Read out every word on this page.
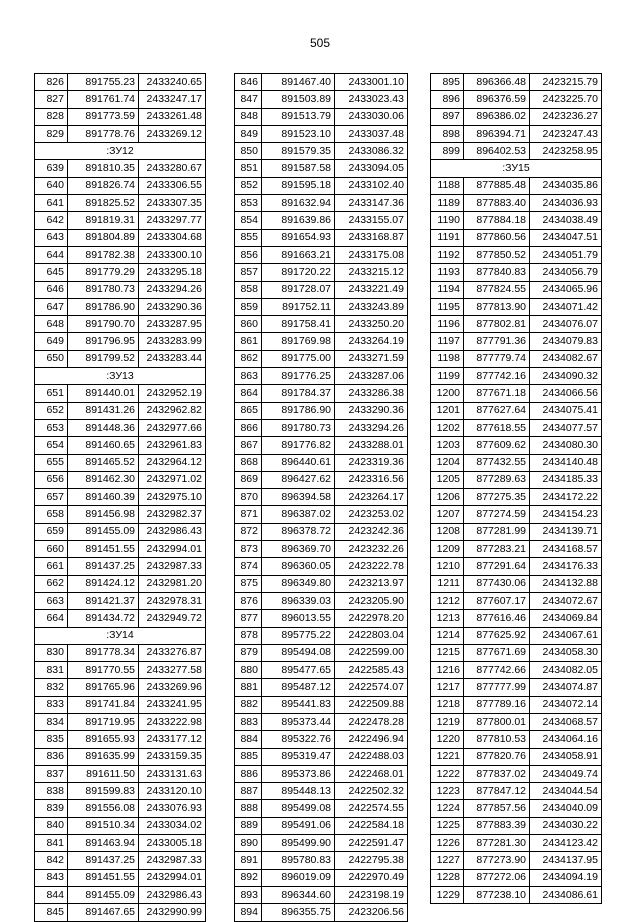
505
826	891755.23	2433240.65
827	891761.74	2433247.17
828	891773.59	2433261.48
829	891778.76	2433269.12
:ЗУ12		
639	891810.35	2433280.67
640	891826.74	2433306.55
641	891825.52	2433307.35
642	891819.31	2433297.77
643	891804.89	2433304.68
644	891782.38	2433300.10
645	891779.29	2433295.18
646	891780.73	2433294.26
647	891786.90	2433290.36
648	891790.70	2433287.95
649	891796.95	2433283.99
650	891799.52	2433283.44
:ЗУ13		
651	891440.01	2432952.19
652	891431.26	2432962.82
653	891448.36	2432977.66
654	891460.65	2432961.83
655	891465.52	2432964.12
656	891462.30	2432971.02
657	891460.39	2432975.10
658	891456.98	2432982.37
659	891455.09	2432986.43
660	891451.55	2432994.01
661	891437.25	2432987.33
662	891424.12	2432981.20
663	891421.37	2432978.31
664	891434.72	2432949.72
:ЗУ14		
830	891778.34	2433276.87
831	891770.55	2433277.58
832	891765.96	2433269.96
833	891741.84	2433241.95
834	891719.95	2433222.98
835	891655.93	2433177.12
836	891635.99	2433159.35
837	891611.50	2433131.63
838	891599.83	2433120.10
839	891556.08	2433076.93
840	891510.34	2433034.02
841	891463.94	2433005.18
842	891437.25	2432987.33
843	891451.55	2432994.01
844	891455.09	2432986.43
845	891467.65	2432990.99
846	891467.40	2433001.10
847	891503.89	2433023.43
848	891513.79	2433030.06
849	891523.10	2433037.48
850	891579.35	2433086.32
851	891587.58	2433094.05
852	891595.18	2433102.40
853	891632.94	2433147.36
854	891639.86	2433155.07
855	891654.93	2433168.87
856	891663.21	2433175.08
857	891720.22	2433215.12
858	891728.07	2433221.49
859	891752.11	2433243.89
860	891758.41	2433250.20
861	891769.98	2433264.19
862	891775.00	2433271.59
863	891776.25	2433287.06
864	891784.37	2433286.38
865	891786.90	2433290.36
866	891780.73	2433294.26
867	891776.82	2433288.01
868	896440.61	2423319.36
869	896427.62	2423316.56
870	896394.58	2423264.17
871	896387.02	2423253.02
872	896378.72	2423242.36
873	896369.70	2423232.26
874	896360.05	2423222.78
875	896349.80	2423213.97
876	896339.03	2423205.90
877	896013.55	2422978.20
878	895775.22	2422803.04
879	895494.08	2422599.00
880	895477.65	2422585.43
881	895487.12	2422574.07
882	895441.83	2422509.88
883	895373.44	2422478.28
884	895322.76	2422496.94
885	895319.47	2422488.03
886	895373.86	2422468.01
887	895448.13	2422502.32
888	895499.08	2422574.55
889	895491.06	2422584.18
890	895499.90	2422591.47
891	895780.83	2422795.38
892	896019.09	2422970.49
893	896344.60	2423198.19
894	896355.75	2423206.56
895	896366.48	2423215.79
896	896376.59	2423225.70
897	896386.02	2423236.27
898	896394.71	2423247.43
899	896402.53	2423258.95
:ЗУ15		
1188	877885.48	2434035.86
1189	877883.40	2434036.93
1190	877884.18	2434038.49
1191	877860.56	2434047.51
1192	877850.52	2434051.79
1193	877840.83	2434056.79
1194	877824.55	2434065.96
1195	877813.90	2434071.42
1196	877802.81	2434076.07
1197	877791.36	2434079.83
1198	877779.74	2434082.67
1199	877742.16	2434090.32
1200	877671.18	2434066.56
1201	877627.64	2434075.41
1202	877618.55	2434077.57
1203	877609.62	2434080.30
1204	877432.55	2434140.48
1205	877289.63	2434185.33
1206	877275.35	2434172.22
1207	877274.59	2434154.23
1208	877281.99	2434139.71
1209	877283.21	2434168.57
1210	877291.64	2434176.33
1211	877430.06	2434132.88
1212	877607.17	2434072.67
1213	877616.46	2434069.84
1214	877625.92	2434067.61
1215	877671.69	2434058.30
1216	877742.66	2434082.05
1217	877777.99	2434074.87
1218	877789.16	2434072.14
1219	877800.01	2434068.57
1220	877810.53	2434064.16
1221	877820.76	2434058.91
1222	877837.02	2434049.74
1223	877847.12	2434044.54
1224	877857.56	2434040.09
1225	877883.39	2434030.22
1226	877281.30	2434123.42
1227	877273.90	2434137.95
1228	877272.06	2434094.19
1229	877238.10	2434086.61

** TASK TO COMPLETE **
Omit the pictures, and quote the material above exactly as given.

** EXERCISE OUTPUT **
Read out every word on this page.
505
826	891755.23	2433240.65
827	891761.74	2433247.17
828	891773.59	2433261.48
829	891778.76	2433269.12
:ЗУ12		
639	891810.35	2433280.67
640	891826.74	2433306.55
641	891825.52	2433307.35
642	891819.31	2433297.77
643	891804.89	2433304.68
644	891782.38	2433300.10
645	891779.29	2433295.18
646	891780.73	2433294.26
647	891786.90	2433290.36
648	891790.70	2433287.95
649	891796.95	2433283.99
650	891799.52	2433283.44
:ЗУ13		
651	891440.01	2432952.19
652	891431.26	2432962.82
653	891448.36	2432977.66
654	891460.65	2432961.83
655	891465.52	2432964.12
656	891462.30	2432971.02
657	891460.39	2432975.10
658	891456.98	2432982.37
659	891455.09	2432986.43
660	891451.55	2432994.01
661	891437.25	2432987.33
662	891424.12	2432981.20
663	891421.37	2432978.31
664	891434.72	2432949.72
:ЗУ14		
830	891778.34	2433276.87
831	891770.55	2433277.58
832	891765.96	2433269.96
833	891741.84	2433241.95
834	891719.95	2433222.98
835	891655.93	2433177.12
836	891635.99	2433159.35
837	891611.50	2433131.63
838	891599.83	2433120.10
839	891556.08	2433076.93
840	891510.34	2433034.02
841	891463.94	2433005.18
842	891437.25	2432987.33
843	891451.55	2432994.01
844	891455.09	2432986.43
845	891467.65	2432990.99
846	891467.40	2433001.10
847	891503.89	2433023.43
848	891513.79	2433030.06
849	891523.10	2433037.48
850	891579.35	2433086.32
851	891587.58	2433094.05
852	891595.18	2433102.40
853	891632.94	2433147.36
854	891639.86	2433155.07
855	891654.93	2433168.87
856	891663.21	2433175.08
857	891720.22	2433215.12
858	891728.07	2433221.49
859	891752.11	2433243.89
860	891758.41	2433250.20
861	891769.98	2433264.19
862	891775.00	2433271.59
863	891776.25	2433287.06
864	891784.37	2433286.38
865	891786.90	2433290.36
866	891780.73	2433294.26
867	891776.82	2433288.01
868	896440.61	2423319.36
869	896427.62	2423316.56
870	896394.58	2423264.17
871	896387.02	2423253.02
872	896378.72	2423242.36
873	896369.70	2423232.26
874	896360.05	2423222.78
875	896349.80	2423213.97
876	896339.03	2423205.90
877	896013.55	2422978.20
878	895775.22	2422803.04
879	895494.08	2422599.00
880	895477.65	2422585.43
881	895487.12	2422574.07
882	895441.83	2422509.88
883	895373.44	2422478.28
884	895322.76	2422496.94
885	895319.47	2422488.03
886	895373.86	2422468.01
887	895448.13	2422502.32
888	895499.08	2422574.55
889	895491.06	2422584.18
890	895499.90	2422591.47
891	895780.83	2422795.38
892	896019.09	2422970.49
893	896344.60	2423198.19
894	896355.75	2423206.56
895	896366.48	2423215.79
896	896376.59	2423225.70
897	896386.02	2423236.27
898	896394.71	2423247.43
899	896402.53	2423258.95
:ЗУ15		
1188	877885.48	2434035.86
1189	877883.40	2434036.93
1190	877884.18	2434038.49
1191	877860.56	2434047.51
1192	877850.52	2434051.79
1193	877840.83	2434056.79
1194	877824.55	2434065.96
1195	877813.90	2434071.42
1196	877802.81	2434076.07
1197	877791.36	2434079.83
1198	877779.74	2434082.67
1199	877742.16	2434090.32
1200	877671.18	2434066.56
1201	877627.64	2434075.41
1202	877618.55	2434077.57
1203	877609.62	2434080.30
1204	877432.55	2434140.48
1205	877289.63	2434185.33
1206	877275.35	2434172.22
1207	877274.59	2434154.23
1208	877281.99	2434139.71
1209	877283.21	2434168.57
1210	877291.64	2434176.33
1211	877430.06	2434132.88
1212	877607.17	2434072.67
1213	877616.46	2434069.84
1214	877625.92	2434067.61
1215	877671.69	2434058.30
1216	877742.66	2434082.05
1217	877777.99	2434074.87
1218	877789.16	2434072.14
1219	877800.01	2434068.57
1220	877810.53	2434064.16
1221	877820.76	2434058.91
1222	877837.02	2434049.74
1223	877847.12	2434044.54
1224	877857.56	2434040.09
1225	877883.39	2434030.22
1226	877281.30	2434123.42
1227	877273.90	2434137.95
1228	877272.06	2434094.19
1229	877238.10	2434086.61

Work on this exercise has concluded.